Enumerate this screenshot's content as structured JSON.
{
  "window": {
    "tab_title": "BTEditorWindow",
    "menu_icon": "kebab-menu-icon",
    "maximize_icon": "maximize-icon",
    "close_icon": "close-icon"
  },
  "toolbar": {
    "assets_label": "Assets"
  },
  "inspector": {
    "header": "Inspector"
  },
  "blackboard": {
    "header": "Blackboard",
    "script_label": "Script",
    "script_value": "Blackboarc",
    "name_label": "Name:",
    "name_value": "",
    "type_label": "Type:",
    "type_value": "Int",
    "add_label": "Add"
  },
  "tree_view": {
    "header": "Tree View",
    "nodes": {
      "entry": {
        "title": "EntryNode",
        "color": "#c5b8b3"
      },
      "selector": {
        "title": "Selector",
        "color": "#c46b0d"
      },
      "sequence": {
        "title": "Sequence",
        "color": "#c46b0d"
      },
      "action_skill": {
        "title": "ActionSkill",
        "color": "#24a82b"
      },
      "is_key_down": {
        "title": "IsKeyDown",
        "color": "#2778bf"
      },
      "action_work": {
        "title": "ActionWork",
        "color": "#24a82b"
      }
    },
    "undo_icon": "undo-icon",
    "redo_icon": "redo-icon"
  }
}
----------
- _GIVEN INSTRUCTION_:
Find every line that has "icon" in it, then return those lines.

- _WRITTEN ANSWER_:
    "menu_icon": "kebab-menu-icon",
    "maximize_icon": "maximize-icon",
    "close_icon": "close-icon"
    "undo_icon": "undo-icon",
    "redo_icon": "redo-icon"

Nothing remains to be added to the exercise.